Job
Where a line below holds the string "Vater", copy that line.

------------------------

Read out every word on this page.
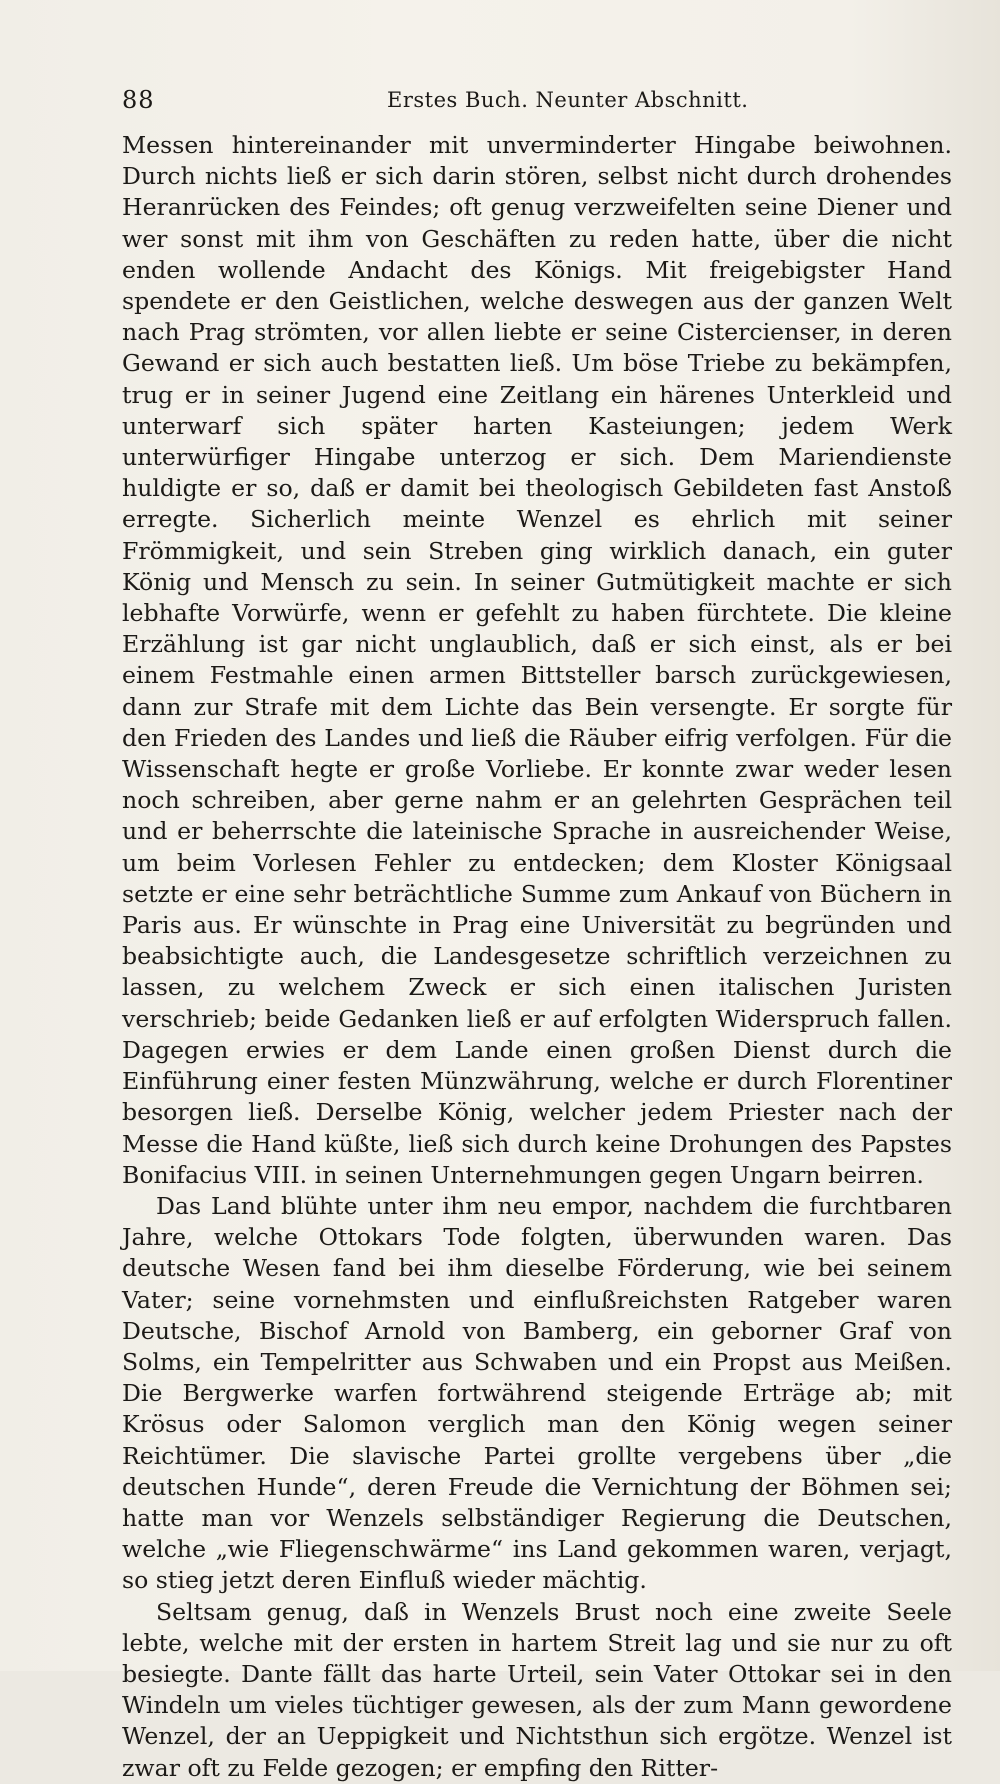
88	Erstes Buch. Neunter Abschnitt.

Messen hintereinander mit unverminderter Hingabe beiwohnen. Durch nichts ließ er sich darin stören, selbst nicht durch drohendes Heranrücken des Feindes; oft genug verzweifelten seine Diener und wer sonst mit ihm von Geschäften zu reden hatte, über die nicht enden wollende Andacht des Königs. Mit freigebigster Hand spendete er den Geistlichen, welche deswegen aus der ganzen Welt nach Prag strömten, vor allen liebte er seine Cistercienser, in deren Gewand er sich auch bestatten ließ. Um böse Triebe zu bekämpfen, trug er in seiner Jugend eine Zeitlang ein härenes Unterkleid und unterwarf sich später harten Kasteiungen; jedem Werk unterwürfiger Hingabe unterzog er sich. Dem Mariendienste huldigte er so, daß er damit bei theologisch Gebildeten fast Anstoß erregte. Sicherlich meinte Wenzel es ehrlich mit seiner Frömmigkeit, und sein Streben ging wirklich danach, ein guter König und Mensch zu sein. In seiner Gutmütigkeit machte er sich lebhafte Vorwürfe, wenn er gefehlt zu haben fürchtete. Die kleine Erzählung ist gar nicht unglaublich, daß er sich einst, als er bei einem Festmahle einen armen Bittsteller barsch zurückgewiesen, dann zur Strafe mit dem Lichte das Bein versengte. Er sorgte für den Frieden des Landes und ließ die Räuber eifrig verfolgen. Für die Wissenschaft hegte er große Vorliebe. Er konnte zwar weder lesen noch schreiben, aber gerne nahm er an gelehrten Gesprächen teil und er beherrschte die lateinische Sprache in ausreichender Weise, um beim Vorlesen Fehler zu entdecken; dem Kloster Königsaal setzte er eine sehr beträchtliche Summe zum Ankauf von Büchern in Paris aus. Er wünschte in Prag eine Universität zu begründen und beabsichtigte auch, die Landesgesetze schriftlich verzeichnen zu lassen, zu welchem Zweck er sich einen italischen Juristen verschrieb; beide Gedanken ließ er auf erfolgten Widerspruch fallen. Dagegen erwies er dem Lande einen großen Dienst durch die Einführung einer festen Münzwährung, welche er durch Florentiner besorgen ließ. Derselbe König, welcher jedem Priester nach der Messe die Hand küßte, ließ sich durch keine Drohungen des Papstes Bonifacius VIII. in seinen Unternehmungen gegen Ungarn beirren.

Das Land blühte unter ihm neu empor, nachdem die furchtbaren Jahre, welche Ottokars Tode folgten, überwunden waren. Das deutsche Wesen fand bei ihm dieselbe Förderung, wie bei seinem Vater; seine vornehmsten und einflußreichsten Ratgeber waren Deutsche, Bischof Arnold von Bamberg, ein geborner Graf von Solms, ein Tempelritter aus Schwaben und ein Propst aus Meißen. Die Bergwerke warfen fortwährend steigende Erträge ab; mit Krösus oder Salomon verglich man den König wegen seiner Reichtümer. Die slavische Partei grollte vergebens über „die deutschen Hunde“, deren Freude die Vernichtung der Böhmen sei; hatte man vor Wenzels selbständiger Regierung die Deutschen, welche „wie Fliegenschwärme“ ins Land gekommen waren, verjagt, so stieg jetzt deren Einfluß wieder mächtig.

Seltsam genug, daß in Wenzels Brust noch eine zweite Seele lebte, welche mit der ersten in hartem Streit lag und sie nur zu oft besiegte. Dante fällt das harte Urteil, sein Vater Ottokar sei in den Windeln um vieles tüchtiger gewesen, als der zum Mann gewordene Wenzel, der an Ueppigkeit und Nichtsthun sich ergötze. Wenzel ist zwar oft zu Felde gezogen; er empfing den Ritter-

------------------------

Task response
Das Land blühte unter ihm neu empor, nachdem die furchtbaren Jahre, welche Ottokars Tode folgten, überwunden waren. Das deutsche Wesen fand bei ihm dieselbe Förderung, wie bei seinem Vater; seine vornehmsten und einflußreichsten Ratgeber waren Deutsche, Bischof Arnold von Bamberg, ein geborner Graf von Solms, ein Tempelritter aus Schwaben und ein Propst aus Meißen. Die Bergwerke warfen fortwährend steigende Erträge ab; mit Krösus oder Salomon verglich man den König wegen seiner Reichtümer. Die slavische Partei grollte vergebens über „die deutschen Hunde“, deren Freude die Vernichtung der Böhmen sei; hatte man vor Wenzels selbständiger Regierung die Deutschen, welche „wie Fliegenschwärme“ ins Land gekommen waren, verjagt, so stieg jetzt deren Einfluß wieder mächtig.
Seltsam genug, daß in Wenzels Brust noch eine zweite Seele lebte, welche mit der ersten in hartem Streit lag und sie nur zu oft besiegte. Dante fällt das harte Urteil, sein Vater Ottokar sei in den Windeln um vieles tüchtiger gewesen, als der zum Mann gewordene Wenzel, der an Ueppigkeit und Nichtsthun sich ergötze. Wenzel ist zwar oft zu Felde gezogen; er empfing den Ritter-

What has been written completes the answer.